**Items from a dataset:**
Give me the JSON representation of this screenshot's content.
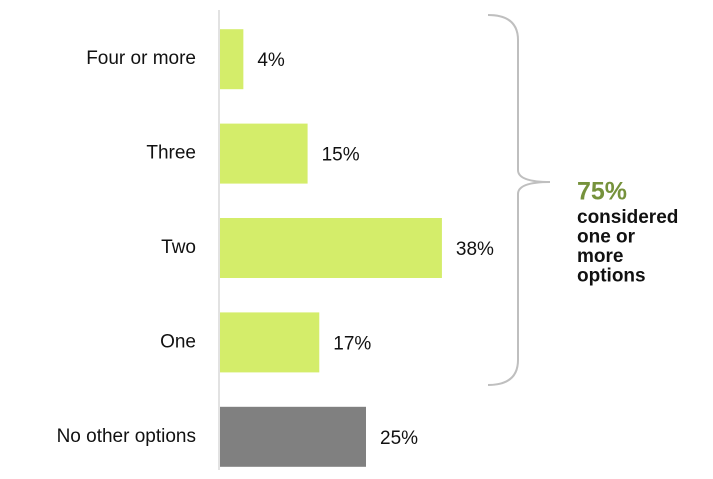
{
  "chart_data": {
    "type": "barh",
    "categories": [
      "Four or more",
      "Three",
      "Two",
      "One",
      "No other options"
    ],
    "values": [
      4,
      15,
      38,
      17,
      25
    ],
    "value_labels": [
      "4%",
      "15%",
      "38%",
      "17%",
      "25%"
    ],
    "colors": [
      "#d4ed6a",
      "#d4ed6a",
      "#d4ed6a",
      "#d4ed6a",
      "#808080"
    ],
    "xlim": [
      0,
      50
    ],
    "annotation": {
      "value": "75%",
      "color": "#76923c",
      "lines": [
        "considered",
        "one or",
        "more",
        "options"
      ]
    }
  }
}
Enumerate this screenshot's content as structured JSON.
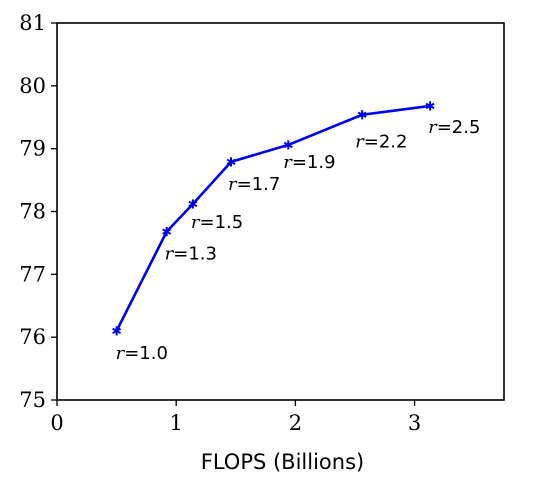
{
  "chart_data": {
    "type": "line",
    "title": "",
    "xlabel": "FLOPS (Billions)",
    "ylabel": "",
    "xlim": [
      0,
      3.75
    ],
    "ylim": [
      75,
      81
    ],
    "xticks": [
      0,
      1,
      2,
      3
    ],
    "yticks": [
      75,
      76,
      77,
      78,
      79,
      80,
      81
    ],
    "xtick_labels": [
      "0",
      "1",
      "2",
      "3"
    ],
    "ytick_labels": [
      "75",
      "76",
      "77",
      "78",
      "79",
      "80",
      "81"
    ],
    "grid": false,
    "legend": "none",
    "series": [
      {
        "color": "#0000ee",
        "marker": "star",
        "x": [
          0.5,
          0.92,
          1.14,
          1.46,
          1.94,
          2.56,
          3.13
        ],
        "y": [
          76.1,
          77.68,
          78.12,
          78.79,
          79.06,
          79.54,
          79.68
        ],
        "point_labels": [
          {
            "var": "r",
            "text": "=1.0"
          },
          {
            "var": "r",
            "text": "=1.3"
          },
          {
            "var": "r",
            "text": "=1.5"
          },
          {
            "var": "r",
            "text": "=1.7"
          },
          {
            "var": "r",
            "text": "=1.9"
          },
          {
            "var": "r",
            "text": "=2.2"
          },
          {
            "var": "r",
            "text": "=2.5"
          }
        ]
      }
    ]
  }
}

**GOAL OF THE EXERCISE:** Pull out every line of the entries that includes the word "this".

**THE ANSWER:**
Give me the JSON representation of this screenshot's content.
Enumerate this screenshot's content as structured JSON.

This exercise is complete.